▸ Exercises:
(1) From the blog post about walking Benji, reproduce word for word the stretch from "I also wondered" through "he always does.".
(2) In the blog post about walking Benji, what does the black dumpster announce that it is for?

▸ Text segment:
(begin)

My youngest brother said, referring to plant poison, "I'm sure you'll write about it in your blog ..." and so the pressure's on!
But first ... have you thought about that Altoids tin with quarters in it? I haven't. I quit thinking about it as soon as I discovered that it was gone ...
Today I tried to help a little girl quit being afraid of dogs. Benji -- a fifteen-pound, black-and-white, cute-as-can-be mutt of some sort, with whom I am completely in love -- and I were walking around Gulfport. We didn't mean to. We meant to mail the landlady's lease to her in Atlanta, which we did, and then we meant to go into Small Adventures, a little bookstore, which we didn't. Instead, we walked up their wooden ramp but then bypassed the door. We went down the back steps and into the back alley of a bunch of businesses.
Benji, never a scavenger, was particularly interested in a big square black dumpster that announced (in a booming voice) that it was for discarded cooking oil only, and that it was private property. I was so busy gazing at it and wondering why, for instance, it would be square. I connect liquids with roundness -- like milk tanks in the barn and milk tankers on the road, like gasoline trucks, like grape juice, like cement trucks ... or am I going too far with the liquid thing? Yes. Surely I am.
But yes: liquid and round, not liquid and square.
Okay. You've got your square cardboard cartons for milk and some juice, but originally, the way god meant it, it came in round bottles.
I also wondered who picks this oil up. I've never in my life seen a square (?) tanker coming to get the discarded cooking oil. Perhaps Texaco comes for it, shouldering in on the cooking-oil cars.
Well, while I wondered all that, Benji was LICKING the weeds around the dumpster. I would have dragged him off by his collar, his feet flailing in the air, his trachea collapsing, his torso writhing as it twisted wildly to evade my grasp -- except that he came willingly, as he always does.

(end)

▸ Entries shown:

(begin)

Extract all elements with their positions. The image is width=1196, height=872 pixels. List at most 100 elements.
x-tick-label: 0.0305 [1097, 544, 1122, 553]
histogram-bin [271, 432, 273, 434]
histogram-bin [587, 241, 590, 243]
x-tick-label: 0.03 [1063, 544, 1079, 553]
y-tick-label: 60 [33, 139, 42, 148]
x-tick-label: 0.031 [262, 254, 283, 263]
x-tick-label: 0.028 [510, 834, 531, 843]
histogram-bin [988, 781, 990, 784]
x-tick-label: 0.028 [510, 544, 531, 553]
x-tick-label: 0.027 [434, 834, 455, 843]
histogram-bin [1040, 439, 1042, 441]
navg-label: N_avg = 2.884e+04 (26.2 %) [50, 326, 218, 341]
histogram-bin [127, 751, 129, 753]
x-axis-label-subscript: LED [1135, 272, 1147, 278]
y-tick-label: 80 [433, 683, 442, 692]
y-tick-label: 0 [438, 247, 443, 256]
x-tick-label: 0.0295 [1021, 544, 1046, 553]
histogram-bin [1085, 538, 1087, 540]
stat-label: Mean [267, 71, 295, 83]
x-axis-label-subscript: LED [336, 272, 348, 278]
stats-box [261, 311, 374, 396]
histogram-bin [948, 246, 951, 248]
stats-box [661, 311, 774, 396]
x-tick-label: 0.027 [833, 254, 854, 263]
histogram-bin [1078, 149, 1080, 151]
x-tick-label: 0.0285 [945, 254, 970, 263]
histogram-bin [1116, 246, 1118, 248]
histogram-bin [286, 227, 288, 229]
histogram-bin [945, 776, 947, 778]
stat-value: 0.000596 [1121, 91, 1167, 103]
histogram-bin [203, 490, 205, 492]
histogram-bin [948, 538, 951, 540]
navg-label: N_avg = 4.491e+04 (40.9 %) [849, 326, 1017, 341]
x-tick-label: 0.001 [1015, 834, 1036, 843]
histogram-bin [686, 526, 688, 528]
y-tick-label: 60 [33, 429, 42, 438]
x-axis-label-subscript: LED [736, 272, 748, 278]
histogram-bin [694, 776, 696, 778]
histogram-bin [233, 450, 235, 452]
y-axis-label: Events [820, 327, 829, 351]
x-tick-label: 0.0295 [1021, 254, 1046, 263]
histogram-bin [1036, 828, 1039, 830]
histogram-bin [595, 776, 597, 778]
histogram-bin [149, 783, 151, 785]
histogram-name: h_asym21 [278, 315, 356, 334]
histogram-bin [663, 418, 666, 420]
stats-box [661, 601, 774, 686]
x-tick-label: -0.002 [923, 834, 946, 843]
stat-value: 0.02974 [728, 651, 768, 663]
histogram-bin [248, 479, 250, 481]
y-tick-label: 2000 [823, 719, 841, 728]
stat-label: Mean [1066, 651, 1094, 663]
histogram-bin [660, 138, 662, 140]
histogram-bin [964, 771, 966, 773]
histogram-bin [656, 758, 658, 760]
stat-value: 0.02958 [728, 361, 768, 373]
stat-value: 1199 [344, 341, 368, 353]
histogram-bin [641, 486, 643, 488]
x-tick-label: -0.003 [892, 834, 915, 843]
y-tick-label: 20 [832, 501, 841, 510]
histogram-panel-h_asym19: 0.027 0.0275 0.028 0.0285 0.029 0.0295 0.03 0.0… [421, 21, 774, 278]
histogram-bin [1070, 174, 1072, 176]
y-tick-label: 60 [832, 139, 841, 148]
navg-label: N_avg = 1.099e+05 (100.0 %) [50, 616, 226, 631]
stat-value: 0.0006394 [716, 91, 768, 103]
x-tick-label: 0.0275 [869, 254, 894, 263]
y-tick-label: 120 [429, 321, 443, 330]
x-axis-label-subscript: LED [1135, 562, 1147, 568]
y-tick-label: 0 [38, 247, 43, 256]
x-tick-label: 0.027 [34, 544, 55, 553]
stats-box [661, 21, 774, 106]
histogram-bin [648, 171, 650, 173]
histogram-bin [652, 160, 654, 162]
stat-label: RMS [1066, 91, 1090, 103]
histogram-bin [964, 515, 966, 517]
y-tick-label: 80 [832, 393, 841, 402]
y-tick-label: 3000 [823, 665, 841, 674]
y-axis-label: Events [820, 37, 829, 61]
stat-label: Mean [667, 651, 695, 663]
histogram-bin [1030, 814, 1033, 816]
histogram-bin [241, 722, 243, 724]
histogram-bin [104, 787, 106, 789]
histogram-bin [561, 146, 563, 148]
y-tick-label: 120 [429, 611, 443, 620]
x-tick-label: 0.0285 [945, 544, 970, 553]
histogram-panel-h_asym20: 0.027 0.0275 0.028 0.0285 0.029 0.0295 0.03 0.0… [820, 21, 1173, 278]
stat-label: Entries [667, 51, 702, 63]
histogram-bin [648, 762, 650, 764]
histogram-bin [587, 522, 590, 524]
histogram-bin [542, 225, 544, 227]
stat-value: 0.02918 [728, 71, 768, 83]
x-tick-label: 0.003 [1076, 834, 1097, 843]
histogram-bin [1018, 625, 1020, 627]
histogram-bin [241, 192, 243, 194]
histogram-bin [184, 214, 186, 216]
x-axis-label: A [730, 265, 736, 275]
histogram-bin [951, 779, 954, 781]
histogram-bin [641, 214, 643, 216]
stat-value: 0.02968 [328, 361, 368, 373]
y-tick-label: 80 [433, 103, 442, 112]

(end)

▸ Outputs for the tasks:
(1)
I also wondered who picks this oil up. I've never in my life seen a square (?) tanker coming to get the discarded cooking oil. Perhaps Texaco comes for it, shouldering in on the cooking-oil cars.
Well, while I wondered all that, Benji was LICKING the weeds around the dumpster. I would have dragged him off by his collar, his feet flailing in the air, his trachea collapsing, his torso writhing as it twisted wildly to evade my grasp -- except that he came willingly, as he always does.

(2) It announces that it is for discarded cooking oil only.